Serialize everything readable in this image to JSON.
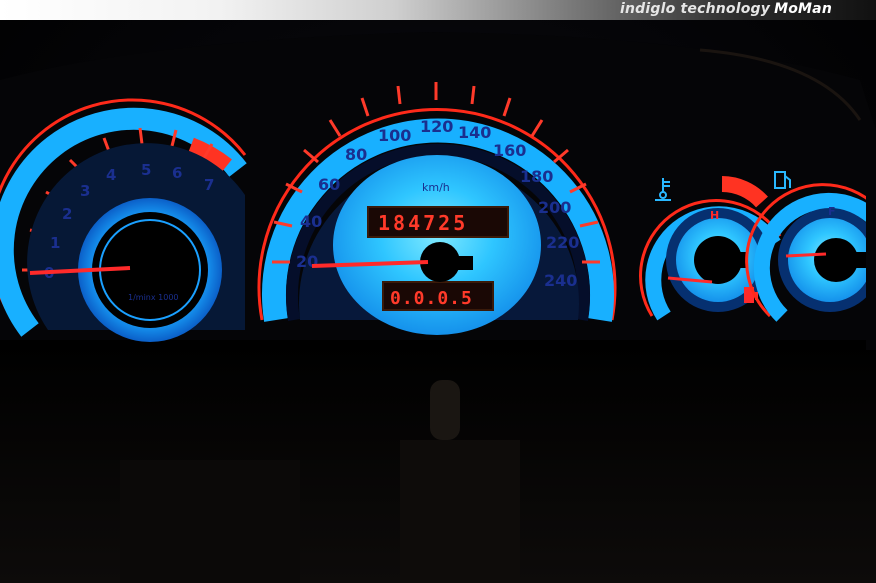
{
  "banner": {
    "text": "indiglo technology",
    "brand": "MoMan"
  },
  "tachometer": {
    "ticks": [
      "0",
      "1",
      "2",
      "3",
      "4",
      "5",
      "6",
      "7"
    ],
    "unit": "1/minx 1000"
  },
  "speedometer": {
    "ticks": [
      "20",
      "40",
      "60",
      "80",
      "100",
      "120",
      "140",
      "160",
      "180",
      "200",
      "220",
      "240"
    ],
    "unit": "km/h",
    "odometer": "184725",
    "trip": "0.0.0.5"
  },
  "temperature_gauge": {
    "high_label": "H"
  },
  "fuel_gauge": {
    "full_label": "F"
  },
  "colors": {
    "gauge_face": "#21b8ff",
    "dial_text": "#1a2f8f",
    "accent_red": "#ff2a1a",
    "background": "#000000"
  }
}
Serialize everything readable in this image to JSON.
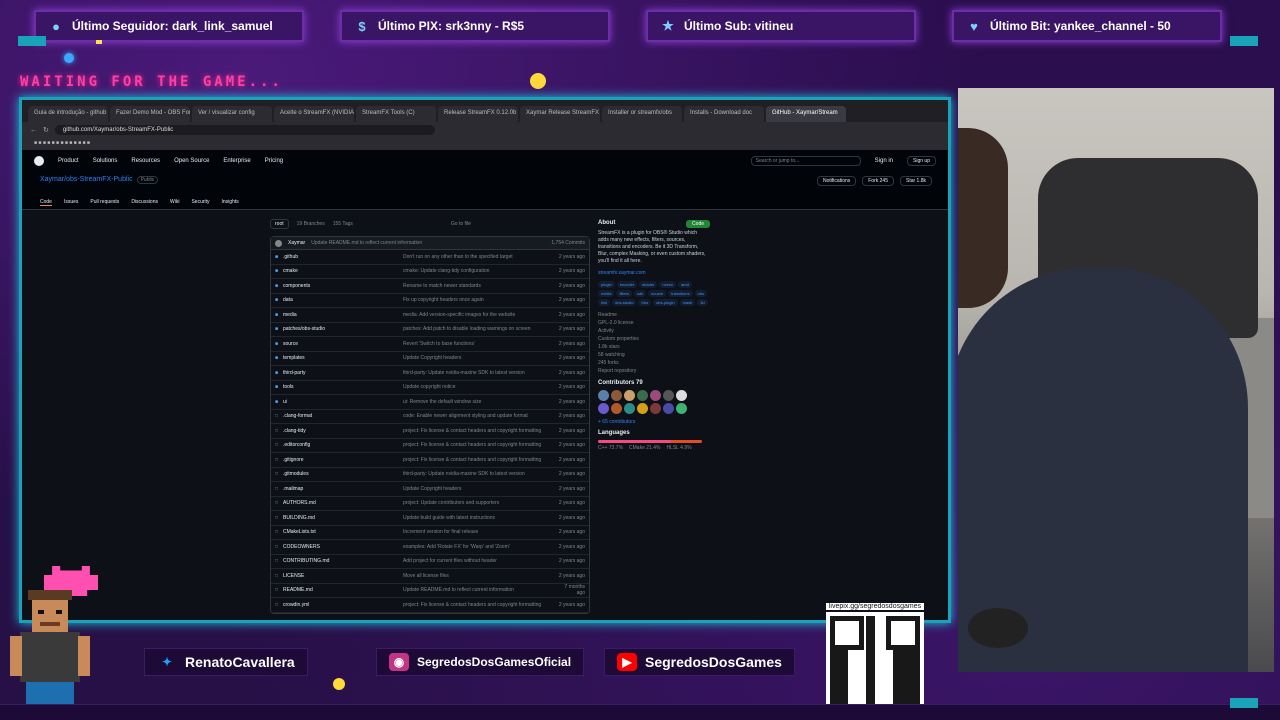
{
  "alerts": [
    {
      "icon": "user-icon",
      "text": "Último Seguidor: dark_link_samuel"
    },
    {
      "icon": "dollar-icon",
      "text": "Último PIX: srk3nny - R$5"
    },
    {
      "icon": "star-icon",
      "text": "Último Sub: vitineu"
    },
    {
      "icon": "heart-icon",
      "text": "Último Bit: yankee_channel - 50"
    }
  ],
  "waiting_text": "WAITING FOR THE GAME...",
  "browser": {
    "tabs": [
      "Guia de introdução - github",
      "Fazer Demo Mod - OBS Forums",
      "Ver / visualizar config",
      "Aceite o StreamFX (NVIDIA)",
      "StreamFX Tools (C)",
      "Release StreamFX 0.12.0b",
      "Xaymar Release StreamFX",
      "Installer or streamfx/obs",
      "Installs - Download doc",
      "GitHub - Xaymar/Stream"
    ],
    "active_tab": 9,
    "url": "github.com/Xaymar/obs-StreamFX-Public"
  },
  "github": {
    "nav": [
      "Product",
      "Solutions",
      "Resources",
      "Open Source",
      "Enterprise",
      "Pricing"
    ],
    "search_placeholder": "Search or jump to...",
    "sign_in": "Sign in",
    "sign_up": "Sign up",
    "repo_name": "Xaymar/obs-StreamFX-Public",
    "visibility": "Public",
    "repo_actions": [
      "Notifications",
      "Fork 245",
      "Star 1.8k"
    ],
    "repo_nav": [
      "Code",
      "Issues",
      "Pull requests",
      "Discussions",
      "Wiki",
      "Security",
      "Insights"
    ],
    "branch": "root",
    "branches": "19 Branches",
    "tags": "155 Tags",
    "go_to_file": "Go to file",
    "code_button": "Code",
    "commit": {
      "author": "Xaymar",
      "message": "Update README.md to reflect current information",
      "commits": "1,754 Commits"
    },
    "files": [
      {
        "icon": "dir",
        "name": ".github",
        "msg": "Don't run on any other than to the specified target",
        "age": "2 years ago"
      },
      {
        "icon": "dir",
        "name": "cmake",
        "msg": "cmake: Update clang-tidy configuration",
        "age": "2 years ago"
      },
      {
        "icon": "dir",
        "name": "components",
        "msg": "Rename to match newer standards",
        "age": "2 years ago"
      },
      {
        "icon": "dir",
        "name": "data",
        "msg": "Fix up copyright headers once again",
        "age": "2 years ago"
      },
      {
        "icon": "dir",
        "name": "media",
        "msg": "media: Add version-specific images for the website",
        "age": "2 years ago"
      },
      {
        "icon": "dir",
        "name": "patches/obs-studio",
        "msg": "patches: Add patch to disable loading warnings on screen",
        "age": "2 years ago"
      },
      {
        "icon": "dir",
        "name": "source",
        "msg": "Revert 'Switch to base functions'",
        "age": "2 years ago"
      },
      {
        "icon": "dir",
        "name": "templates",
        "msg": "Update Copyright headers",
        "age": "2 years ago"
      },
      {
        "icon": "dir",
        "name": "third-party",
        "msg": "third-party: Update nvidia-maxine SDK to latest version",
        "age": "2 years ago"
      },
      {
        "icon": "dir",
        "name": "tools",
        "msg": "Update copyright notice",
        "age": "2 years ago"
      },
      {
        "icon": "dir",
        "name": "ui",
        "msg": "ui: Remove the default window size",
        "age": "2 years ago"
      },
      {
        "icon": "file",
        "name": ".clang-format",
        "msg": "code: Enable newer alignment styling and update format",
        "age": "2 years ago"
      },
      {
        "icon": "file",
        "name": ".clang-tidy",
        "msg": "project: Fix license & contact headers and copyright formatting",
        "age": "2 years ago"
      },
      {
        "icon": "file",
        "name": ".editorconfig",
        "msg": "project: Fix license & contact headers and copyright formatting",
        "age": "2 years ago"
      },
      {
        "icon": "file",
        "name": ".gitignore",
        "msg": "project: Fix license & contact headers and copyright formatting",
        "age": "2 years ago"
      },
      {
        "icon": "file",
        "name": ".gitmodules",
        "msg": "third-party: Update nvidia-maxine SDK to latest version",
        "age": "2 years ago"
      },
      {
        "icon": "file",
        "name": ".mailmap",
        "msg": "Update Copyright headers",
        "age": "2 years ago"
      },
      {
        "icon": "file",
        "name": "AUTHORS.md",
        "msg": "project: Update contributors and supporters",
        "age": "2 years ago"
      },
      {
        "icon": "file",
        "name": "BUILDING.md",
        "msg": "Update build guide with latest instructions",
        "age": "2 years ago"
      },
      {
        "icon": "file",
        "name": "CMakeLists.txt",
        "msg": "Increment version for final release",
        "age": "2 years ago"
      },
      {
        "icon": "file",
        "name": "CODEOWNERS",
        "msg": "examples: Add 'Rotate FX' for 'Warp' and 'Zoom'",
        "age": "2 years ago"
      },
      {
        "icon": "file",
        "name": "CONTRIBUTING.md",
        "msg": "Add project for current files without header",
        "age": "2 years ago"
      },
      {
        "icon": "file",
        "name": "LICENSE",
        "msg": "Move all license files",
        "age": "2 years ago"
      },
      {
        "icon": "file",
        "name": "README.md",
        "msg": "Update README.md to reflect current information",
        "age": "7 months ago"
      },
      {
        "icon": "file",
        "name": "crowdin.yml",
        "msg": "project: Fix license & contact headers and copyright formatting",
        "age": "2 years ago"
      }
    ],
    "about": {
      "title": "About",
      "description": "StreamFX is a plugin for OBS® Studio which adds many new effects, filters, sources, transitions and encoders. Be it 3D Transform, Blur, complex Masking, or even custom shaders, you'll find it all here.",
      "link": "streamfx.xaymar.com",
      "topics": [
        "plugin",
        "encoder",
        "shader",
        "nvenc",
        "amd",
        "nvidia",
        "filters",
        "sdk",
        "source",
        "transitions",
        "obs",
        "hlsl",
        "obs-studio",
        "blur",
        "obs-plugin",
        "mask",
        "3d"
      ],
      "meta": [
        "Readme",
        "GPL-2.0 license",
        "Activity",
        "Custom properties",
        "1.8k stars",
        "58 watching",
        "245 forks",
        "Report repository"
      ],
      "contributors_title": "Contributors 79",
      "contributors_more": "+ 65 contributors",
      "languages_title": "Languages",
      "languages": [
        "C++ 73.7%",
        "CMake 21.4%",
        "HLSL 4.9%"
      ]
    }
  },
  "social": [
    {
      "icon": "twitter-icon",
      "text": "RenatoCavallera",
      "color": "#1da1f2"
    },
    {
      "icon": "instagram-icon",
      "text": "SegredosDosGamesOficial",
      "color": "#c13584"
    },
    {
      "icon": "youtube-icon",
      "text": "SegredosDosGames",
      "color": "#ff0000"
    }
  ],
  "qr_label": "livepix.gg/segredosdosgames",
  "colors": {
    "frame": "#18a3b8",
    "accent_pink": "#ff3fa4",
    "bg": "#2a0f4a"
  }
}
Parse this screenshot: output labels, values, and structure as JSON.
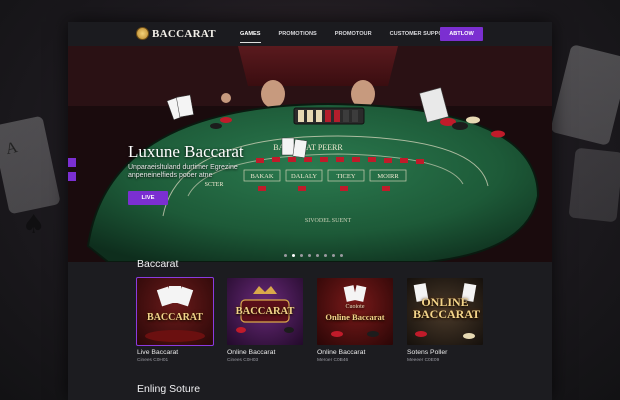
{
  "nav": {
    "logo": "BACCARAT",
    "links": [
      "GAMES",
      "PROMOTIONS",
      "PROMOTOUR",
      "CUSTOMER SUPPORT"
    ],
    "cta": "ABTLOW"
  },
  "hero": {
    "title": "Luxune Baccarat",
    "subtitle": "Unparaeisltuland durtimer Egrezine anpeneinelfieds pooer atne",
    "button": "LIVE",
    "table_text": {
      "row1": "BACCARAT PEERR",
      "bets": [
        "BAKAK",
        "DALALY",
        "TICEY",
        "MOIRR"
      ],
      "bottom": "SIVODEL SUENT",
      "side": "SCTER"
    },
    "slides": 8,
    "active_slide": 1
  },
  "sections": {
    "games_title": "Baccarat",
    "next_title": "Enling Soture"
  },
  "games": [
    {
      "thumb_text": "BACCARAT",
      "name": "Live Baccarat",
      "meta": "Cinees C0H01"
    },
    {
      "thumb_text": "BACCARAT",
      "name": "Online Baccarat",
      "meta": "Cinees C0H03"
    },
    {
      "thumb_top": "Cuoiote",
      "thumb_text": "Online Baccarat",
      "name": "Online Baccarat",
      "meta": "Meroer C0B46"
    },
    {
      "thumb_text": "ONLINE BACCARAT",
      "name": "Sotens Poller",
      "meta": "Meeeer C0E09"
    }
  ],
  "colors": {
    "accent": "#7b2fd1",
    "felt": "#1f5a3a",
    "gold": "#f3d48a"
  }
}
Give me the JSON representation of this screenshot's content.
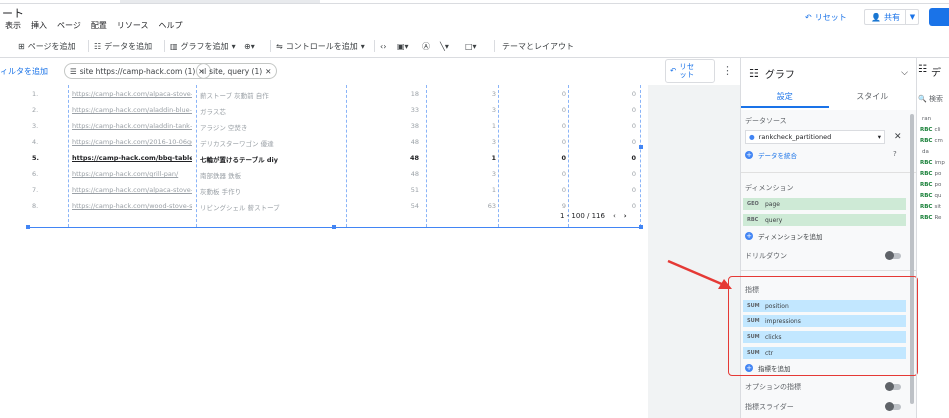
{
  "app": {
    "title": "ート"
  },
  "menu": [
    "表示",
    "挿入",
    "ページ",
    "配置",
    "リソース",
    "ヘルプ"
  ],
  "header": {
    "reset_label": "リセット",
    "share_label": "共有"
  },
  "toolbar": {
    "add_page": "ページを追加",
    "add_data": "データを追加",
    "add_chart": "グラフを追加",
    "add_control": "コントロールを追加",
    "theme_layout": "テーマとレイアウト"
  },
  "filterbar": {
    "add_filter": "ィルタを追加",
    "chip1": "site https://camp-hack.com (1)",
    "chip2": "site, query (1)",
    "reset": "リセ\nット"
  },
  "table": {
    "rows": [
      {
        "n": "1.",
        "url": "https://camp-hack.com/alpaca-stove-h...",
        "q": "薪ストーブ 灰動前 自作",
        "a": "18",
        "b": "3",
        "c": "0",
        "d": "0",
        "bold": false
      },
      {
        "n": "2.",
        "url": "https://camp-hack.com/aladdin-blue-fl...",
        "q": "ガラス芯",
        "a": "33",
        "b": "3",
        "c": "0",
        "d": "0",
        "bold": false
      },
      {
        "n": "3.",
        "url": "https://camp-hack.com/aladdin-tank-ts...",
        "q": "アラジン 空焚き",
        "a": "38",
        "b": "1",
        "c": "0",
        "d": "0",
        "bold": false
      },
      {
        "n": "4.",
        "url": "https://camp-hack.com/2016-10-06go...",
        "q": "デリカスターワゴン 優達",
        "a": "48",
        "b": "3",
        "c": "0",
        "d": "0",
        "bold": false
      },
      {
        "n": "5.",
        "url": "https://camp-hack.com/bbq-table-diy/",
        "q": "七輪が置けるテーブル diy",
        "a": "48",
        "b": "1",
        "c": "0",
        "d": "0",
        "bold": true
      },
      {
        "n": "6.",
        "url": "https://camp-hack.com/grill-pan/",
        "q": "南部鉄器 鉄板",
        "a": "48",
        "b": "3",
        "c": "0",
        "d": "0",
        "bold": false
      },
      {
        "n": "7.",
        "url": "https://camp-hack.com/alpaca-stove-h...",
        "q": "灰動板 手作り",
        "a": "51",
        "b": "1",
        "c": "0",
        "d": "0",
        "bold": false
      },
      {
        "n": "8.",
        "url": "https://camp-hack.com/wood-stove-se...",
        "q": "リビングシェル 薪ストーブ",
        "a": "54",
        "b": "63",
        "c": "9",
        "d": "0",
        "bold": false
      }
    ],
    "pager": "1 - 100 / 116"
  },
  "panel": {
    "title": "グラフ",
    "tab_setup": "設定",
    "tab_style": "スタイル",
    "datasource_label": "データソース",
    "datasource": "rankcheck_partitioned",
    "blend_data": "データを統合",
    "dimension_label": "ディメンション",
    "dimensions": [
      {
        "tag": "GEO",
        "name": "page"
      },
      {
        "tag": "RBC",
        "name": "query"
      }
    ],
    "add_dimension": "ディメンションを追加",
    "drilldown": "ドリルダウン",
    "metric_label": "指標",
    "metrics": [
      {
        "tag": "SUM",
        "name": "position"
      },
      {
        "tag": "SUM",
        "name": "impressions"
      },
      {
        "tag": "SUM",
        "name": "clicks"
      },
      {
        "tag": "SUM",
        "name": "ctr"
      }
    ],
    "add_metric": "指標を追加",
    "optional_metrics": "オプションの指標",
    "metric_slider": "指標スライダー"
  },
  "data_panel": {
    "title": "デ",
    "search": "検索",
    "fields": [
      {
        "tag": "",
        "name": "ran"
      },
      {
        "tag": "RBC",
        "name": "cli"
      },
      {
        "tag": "RBC",
        "name": "cm"
      },
      {
        "tag": "",
        "name": "da"
      },
      {
        "tag": "RBC",
        "name": "imp"
      },
      {
        "tag": "RBC",
        "name": "po"
      },
      {
        "tag": "RBC",
        "name": "po"
      },
      {
        "tag": "RBC",
        "name": "qu"
      },
      {
        "tag": "RBC",
        "name": "sit"
      },
      {
        "tag": "RBC",
        "name": "Re"
      }
    ]
  }
}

Short exercise
Where does the word "clang" appear? Return each line that holds it.

Output of the task
        "msg": "cmake: Update clang-tidy configuration",
        "name": ".clang-format",
        "name": ".clang-tidy",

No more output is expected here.